THE TASK: Locate each line with the string "circle" in the listing below and copy it.
** START OF DATA SECTION **
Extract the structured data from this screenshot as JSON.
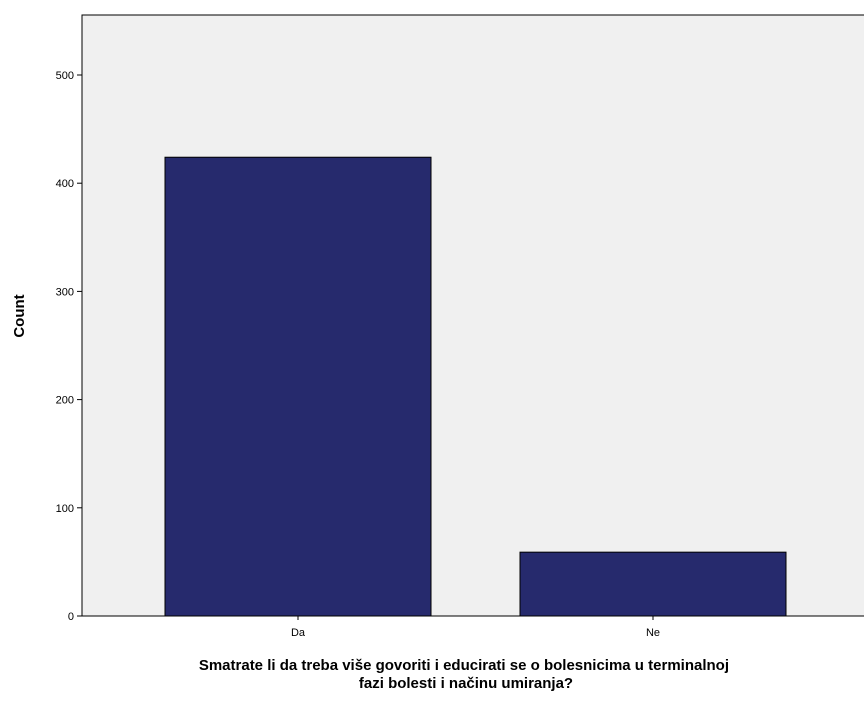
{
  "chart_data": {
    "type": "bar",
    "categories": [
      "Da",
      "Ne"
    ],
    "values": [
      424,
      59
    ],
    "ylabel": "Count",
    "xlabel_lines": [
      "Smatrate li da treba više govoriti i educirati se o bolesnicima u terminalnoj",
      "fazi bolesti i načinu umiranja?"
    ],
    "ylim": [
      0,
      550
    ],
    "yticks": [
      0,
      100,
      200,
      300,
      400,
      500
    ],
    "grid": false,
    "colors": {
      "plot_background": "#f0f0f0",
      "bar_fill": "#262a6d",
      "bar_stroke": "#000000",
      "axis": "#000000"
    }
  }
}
** END OF DATA SECTION **
** START OF DATA SECTION **
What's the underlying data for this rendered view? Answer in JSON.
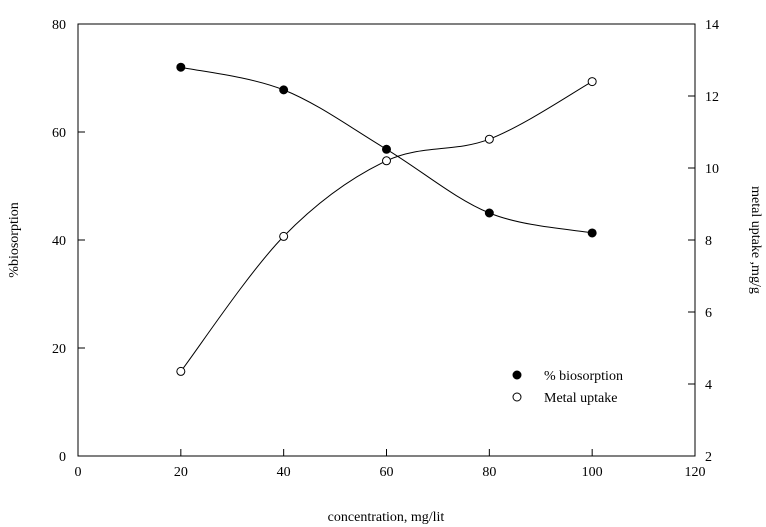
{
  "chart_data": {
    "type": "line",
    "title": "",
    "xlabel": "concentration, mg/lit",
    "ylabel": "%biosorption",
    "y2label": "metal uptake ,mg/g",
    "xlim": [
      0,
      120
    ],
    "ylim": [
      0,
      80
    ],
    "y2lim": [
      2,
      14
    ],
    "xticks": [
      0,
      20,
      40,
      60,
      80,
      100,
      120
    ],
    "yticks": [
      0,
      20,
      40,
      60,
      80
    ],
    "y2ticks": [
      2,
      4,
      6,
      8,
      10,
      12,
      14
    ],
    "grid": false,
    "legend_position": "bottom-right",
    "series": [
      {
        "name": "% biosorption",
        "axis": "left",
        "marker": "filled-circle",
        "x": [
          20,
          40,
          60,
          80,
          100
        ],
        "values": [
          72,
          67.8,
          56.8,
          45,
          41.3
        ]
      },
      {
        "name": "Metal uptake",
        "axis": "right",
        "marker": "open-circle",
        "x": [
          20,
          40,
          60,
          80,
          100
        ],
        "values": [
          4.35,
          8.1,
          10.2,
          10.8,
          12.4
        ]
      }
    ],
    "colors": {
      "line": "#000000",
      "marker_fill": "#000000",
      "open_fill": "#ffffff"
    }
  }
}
** END OF DATA SECTION **
** START OF DATA SECTION **
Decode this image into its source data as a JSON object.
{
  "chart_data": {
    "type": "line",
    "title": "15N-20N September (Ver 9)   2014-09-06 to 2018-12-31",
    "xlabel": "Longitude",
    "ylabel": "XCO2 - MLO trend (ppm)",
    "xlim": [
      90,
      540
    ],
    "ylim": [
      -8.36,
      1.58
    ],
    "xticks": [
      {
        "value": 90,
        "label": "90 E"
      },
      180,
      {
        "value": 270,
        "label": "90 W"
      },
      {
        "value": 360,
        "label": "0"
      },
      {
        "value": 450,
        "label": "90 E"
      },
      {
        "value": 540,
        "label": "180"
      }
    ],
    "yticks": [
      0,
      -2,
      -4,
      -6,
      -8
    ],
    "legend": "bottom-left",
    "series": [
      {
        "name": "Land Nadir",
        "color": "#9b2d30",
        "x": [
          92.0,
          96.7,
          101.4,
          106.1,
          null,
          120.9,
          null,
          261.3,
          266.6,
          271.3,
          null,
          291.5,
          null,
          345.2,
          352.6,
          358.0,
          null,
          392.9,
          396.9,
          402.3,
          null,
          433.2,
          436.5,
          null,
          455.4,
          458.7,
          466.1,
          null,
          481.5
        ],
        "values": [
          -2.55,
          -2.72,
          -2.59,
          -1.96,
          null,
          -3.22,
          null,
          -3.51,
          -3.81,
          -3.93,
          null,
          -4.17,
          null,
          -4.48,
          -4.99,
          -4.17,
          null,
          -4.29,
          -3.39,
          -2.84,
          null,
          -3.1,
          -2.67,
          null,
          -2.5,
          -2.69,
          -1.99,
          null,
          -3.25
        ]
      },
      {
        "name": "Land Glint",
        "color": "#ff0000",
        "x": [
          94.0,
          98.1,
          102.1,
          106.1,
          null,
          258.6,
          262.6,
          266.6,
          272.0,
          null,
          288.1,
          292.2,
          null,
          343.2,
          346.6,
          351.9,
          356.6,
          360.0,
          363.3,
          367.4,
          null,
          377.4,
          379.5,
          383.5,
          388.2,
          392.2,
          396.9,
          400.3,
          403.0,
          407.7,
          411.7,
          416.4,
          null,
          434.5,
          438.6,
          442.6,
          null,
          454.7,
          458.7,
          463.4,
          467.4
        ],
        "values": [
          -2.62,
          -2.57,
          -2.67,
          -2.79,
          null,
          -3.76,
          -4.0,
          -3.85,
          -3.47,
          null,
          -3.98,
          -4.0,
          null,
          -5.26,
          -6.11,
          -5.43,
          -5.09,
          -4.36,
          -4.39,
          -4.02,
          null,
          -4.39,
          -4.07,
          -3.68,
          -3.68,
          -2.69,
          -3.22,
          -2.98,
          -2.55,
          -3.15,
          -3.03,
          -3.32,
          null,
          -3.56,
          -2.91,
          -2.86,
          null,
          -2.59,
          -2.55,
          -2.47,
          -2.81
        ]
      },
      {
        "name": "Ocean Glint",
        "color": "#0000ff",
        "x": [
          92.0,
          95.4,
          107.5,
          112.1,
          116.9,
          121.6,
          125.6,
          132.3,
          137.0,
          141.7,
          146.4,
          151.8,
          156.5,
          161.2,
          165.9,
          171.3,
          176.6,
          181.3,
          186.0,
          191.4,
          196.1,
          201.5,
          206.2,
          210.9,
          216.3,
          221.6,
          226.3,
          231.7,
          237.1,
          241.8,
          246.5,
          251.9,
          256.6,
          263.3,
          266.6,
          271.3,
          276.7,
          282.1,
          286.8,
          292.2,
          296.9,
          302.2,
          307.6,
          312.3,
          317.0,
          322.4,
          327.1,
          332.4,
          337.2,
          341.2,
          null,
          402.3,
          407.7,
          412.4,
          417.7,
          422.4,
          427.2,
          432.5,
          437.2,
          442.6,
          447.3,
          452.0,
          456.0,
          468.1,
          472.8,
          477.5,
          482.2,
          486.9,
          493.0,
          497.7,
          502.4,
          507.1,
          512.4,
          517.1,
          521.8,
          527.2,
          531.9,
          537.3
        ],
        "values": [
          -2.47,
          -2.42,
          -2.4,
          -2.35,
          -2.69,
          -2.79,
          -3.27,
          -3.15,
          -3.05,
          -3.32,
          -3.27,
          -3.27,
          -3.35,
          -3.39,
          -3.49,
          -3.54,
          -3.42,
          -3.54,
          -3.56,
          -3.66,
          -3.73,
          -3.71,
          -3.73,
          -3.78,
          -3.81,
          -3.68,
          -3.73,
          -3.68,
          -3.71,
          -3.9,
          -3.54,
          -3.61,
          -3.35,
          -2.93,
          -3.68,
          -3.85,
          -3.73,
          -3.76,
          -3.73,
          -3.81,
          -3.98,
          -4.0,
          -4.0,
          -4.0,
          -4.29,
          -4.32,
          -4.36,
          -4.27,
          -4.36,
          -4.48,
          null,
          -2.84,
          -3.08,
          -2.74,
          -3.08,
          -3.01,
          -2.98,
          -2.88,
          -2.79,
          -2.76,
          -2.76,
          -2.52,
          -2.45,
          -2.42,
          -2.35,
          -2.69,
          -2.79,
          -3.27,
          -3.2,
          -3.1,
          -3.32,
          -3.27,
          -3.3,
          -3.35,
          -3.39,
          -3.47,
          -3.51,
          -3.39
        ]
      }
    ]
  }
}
** END OF DATA SECTION **
OUTPUT OF THE EXERCISE:
        "marker": "filled-circle",
        "marker": "open-circle",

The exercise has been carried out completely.